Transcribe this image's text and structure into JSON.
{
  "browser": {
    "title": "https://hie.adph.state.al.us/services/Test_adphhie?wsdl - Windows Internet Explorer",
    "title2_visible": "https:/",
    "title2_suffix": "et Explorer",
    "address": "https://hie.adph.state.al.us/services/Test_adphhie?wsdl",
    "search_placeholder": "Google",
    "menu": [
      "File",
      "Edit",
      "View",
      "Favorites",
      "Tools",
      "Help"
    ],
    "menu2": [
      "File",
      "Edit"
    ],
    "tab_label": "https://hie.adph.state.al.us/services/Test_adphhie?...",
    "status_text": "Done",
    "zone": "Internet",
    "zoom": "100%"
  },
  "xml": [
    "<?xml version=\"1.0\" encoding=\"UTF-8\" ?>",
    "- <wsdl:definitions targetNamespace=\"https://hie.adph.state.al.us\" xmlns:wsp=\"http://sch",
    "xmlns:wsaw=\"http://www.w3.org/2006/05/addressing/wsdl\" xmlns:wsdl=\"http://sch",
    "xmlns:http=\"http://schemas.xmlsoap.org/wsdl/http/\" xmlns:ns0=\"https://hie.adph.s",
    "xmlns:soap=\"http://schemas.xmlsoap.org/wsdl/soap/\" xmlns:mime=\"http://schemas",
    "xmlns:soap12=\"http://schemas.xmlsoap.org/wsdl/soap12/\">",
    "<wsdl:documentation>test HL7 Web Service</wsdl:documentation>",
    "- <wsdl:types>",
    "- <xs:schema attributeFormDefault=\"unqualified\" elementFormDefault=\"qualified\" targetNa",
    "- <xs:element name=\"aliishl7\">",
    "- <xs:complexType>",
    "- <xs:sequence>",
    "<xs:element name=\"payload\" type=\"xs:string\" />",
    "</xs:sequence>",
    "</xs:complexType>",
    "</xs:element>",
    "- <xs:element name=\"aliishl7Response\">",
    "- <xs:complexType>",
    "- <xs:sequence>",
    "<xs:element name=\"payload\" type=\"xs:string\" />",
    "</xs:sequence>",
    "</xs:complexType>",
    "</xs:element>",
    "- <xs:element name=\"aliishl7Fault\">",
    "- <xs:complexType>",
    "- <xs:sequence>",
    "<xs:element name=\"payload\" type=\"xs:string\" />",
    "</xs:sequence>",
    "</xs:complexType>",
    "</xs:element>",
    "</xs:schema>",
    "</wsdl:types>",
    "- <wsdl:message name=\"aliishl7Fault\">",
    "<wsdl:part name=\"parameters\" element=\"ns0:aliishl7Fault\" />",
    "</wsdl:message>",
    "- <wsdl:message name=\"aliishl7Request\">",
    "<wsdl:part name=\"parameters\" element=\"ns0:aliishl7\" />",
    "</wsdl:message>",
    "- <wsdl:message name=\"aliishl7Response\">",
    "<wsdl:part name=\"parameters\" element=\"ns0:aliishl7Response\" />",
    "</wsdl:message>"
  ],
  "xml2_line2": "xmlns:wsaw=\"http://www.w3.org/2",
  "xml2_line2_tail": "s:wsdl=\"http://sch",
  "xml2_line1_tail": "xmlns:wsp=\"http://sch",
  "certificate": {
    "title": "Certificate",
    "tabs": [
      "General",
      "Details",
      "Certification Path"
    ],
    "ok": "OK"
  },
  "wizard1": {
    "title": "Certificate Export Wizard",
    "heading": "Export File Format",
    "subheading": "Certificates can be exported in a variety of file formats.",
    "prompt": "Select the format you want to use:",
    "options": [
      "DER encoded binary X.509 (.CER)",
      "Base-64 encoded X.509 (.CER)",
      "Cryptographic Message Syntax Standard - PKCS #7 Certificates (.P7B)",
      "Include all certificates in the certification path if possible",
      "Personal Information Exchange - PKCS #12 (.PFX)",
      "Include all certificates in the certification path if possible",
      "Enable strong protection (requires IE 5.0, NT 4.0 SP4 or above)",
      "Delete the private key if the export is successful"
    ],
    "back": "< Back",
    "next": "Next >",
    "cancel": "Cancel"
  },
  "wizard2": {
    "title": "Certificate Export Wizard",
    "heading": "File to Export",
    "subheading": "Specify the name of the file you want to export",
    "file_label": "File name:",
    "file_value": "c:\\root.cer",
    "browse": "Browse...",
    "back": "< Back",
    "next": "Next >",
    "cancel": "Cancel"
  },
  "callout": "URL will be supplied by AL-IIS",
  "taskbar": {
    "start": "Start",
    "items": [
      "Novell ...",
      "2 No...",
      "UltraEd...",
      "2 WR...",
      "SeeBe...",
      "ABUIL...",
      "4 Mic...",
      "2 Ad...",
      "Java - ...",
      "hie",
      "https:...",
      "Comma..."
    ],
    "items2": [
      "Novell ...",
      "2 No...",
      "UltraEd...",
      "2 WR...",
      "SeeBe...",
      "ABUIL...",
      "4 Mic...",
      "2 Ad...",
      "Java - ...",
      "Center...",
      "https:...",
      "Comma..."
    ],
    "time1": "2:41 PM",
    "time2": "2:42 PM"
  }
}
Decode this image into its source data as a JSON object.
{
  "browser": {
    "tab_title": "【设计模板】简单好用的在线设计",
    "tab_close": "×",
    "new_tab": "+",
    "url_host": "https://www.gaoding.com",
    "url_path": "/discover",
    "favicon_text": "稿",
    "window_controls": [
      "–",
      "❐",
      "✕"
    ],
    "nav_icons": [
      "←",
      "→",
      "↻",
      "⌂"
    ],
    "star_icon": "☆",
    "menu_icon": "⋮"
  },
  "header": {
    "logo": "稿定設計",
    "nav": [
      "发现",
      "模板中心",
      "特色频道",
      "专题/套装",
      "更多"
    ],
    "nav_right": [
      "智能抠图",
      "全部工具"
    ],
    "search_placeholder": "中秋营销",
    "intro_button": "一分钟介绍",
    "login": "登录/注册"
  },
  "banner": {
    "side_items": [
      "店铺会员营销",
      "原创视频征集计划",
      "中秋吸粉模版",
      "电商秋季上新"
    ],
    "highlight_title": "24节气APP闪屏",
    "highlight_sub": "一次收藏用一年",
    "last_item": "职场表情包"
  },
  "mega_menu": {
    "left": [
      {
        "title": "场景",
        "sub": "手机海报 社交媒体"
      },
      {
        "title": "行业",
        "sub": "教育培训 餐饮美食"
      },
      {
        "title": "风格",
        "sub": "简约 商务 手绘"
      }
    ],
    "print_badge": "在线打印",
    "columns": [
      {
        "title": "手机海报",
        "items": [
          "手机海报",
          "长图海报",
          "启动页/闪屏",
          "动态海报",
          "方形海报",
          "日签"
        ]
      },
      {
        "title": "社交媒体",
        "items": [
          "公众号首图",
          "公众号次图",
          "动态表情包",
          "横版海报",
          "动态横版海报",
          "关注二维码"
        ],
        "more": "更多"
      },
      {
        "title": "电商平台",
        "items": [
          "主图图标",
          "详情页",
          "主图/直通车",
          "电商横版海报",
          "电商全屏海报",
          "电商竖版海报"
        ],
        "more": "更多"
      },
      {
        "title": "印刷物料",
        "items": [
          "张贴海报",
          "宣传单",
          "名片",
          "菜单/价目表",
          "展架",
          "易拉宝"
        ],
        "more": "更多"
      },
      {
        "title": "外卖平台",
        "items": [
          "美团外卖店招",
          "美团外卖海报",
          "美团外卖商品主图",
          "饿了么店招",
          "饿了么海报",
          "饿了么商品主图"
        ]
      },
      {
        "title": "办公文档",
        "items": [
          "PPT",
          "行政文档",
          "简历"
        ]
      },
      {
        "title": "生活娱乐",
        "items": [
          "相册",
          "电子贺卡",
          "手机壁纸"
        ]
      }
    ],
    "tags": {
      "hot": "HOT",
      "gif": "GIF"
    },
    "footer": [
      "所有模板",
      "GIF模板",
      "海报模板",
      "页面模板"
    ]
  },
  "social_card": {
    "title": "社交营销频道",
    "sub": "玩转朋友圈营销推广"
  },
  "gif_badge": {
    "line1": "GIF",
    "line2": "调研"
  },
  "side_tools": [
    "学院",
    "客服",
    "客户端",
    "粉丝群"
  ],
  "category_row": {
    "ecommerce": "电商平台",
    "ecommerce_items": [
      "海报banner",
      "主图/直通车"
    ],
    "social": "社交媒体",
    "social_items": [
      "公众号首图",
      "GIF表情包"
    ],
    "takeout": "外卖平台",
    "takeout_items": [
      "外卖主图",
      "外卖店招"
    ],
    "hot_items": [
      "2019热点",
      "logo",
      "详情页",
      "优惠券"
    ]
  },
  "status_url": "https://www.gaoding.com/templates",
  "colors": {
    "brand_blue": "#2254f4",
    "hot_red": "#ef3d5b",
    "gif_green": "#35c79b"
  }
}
---
(Given exercise) Give only a number: how many lines of the data hold the string "services"?

(The answer) 3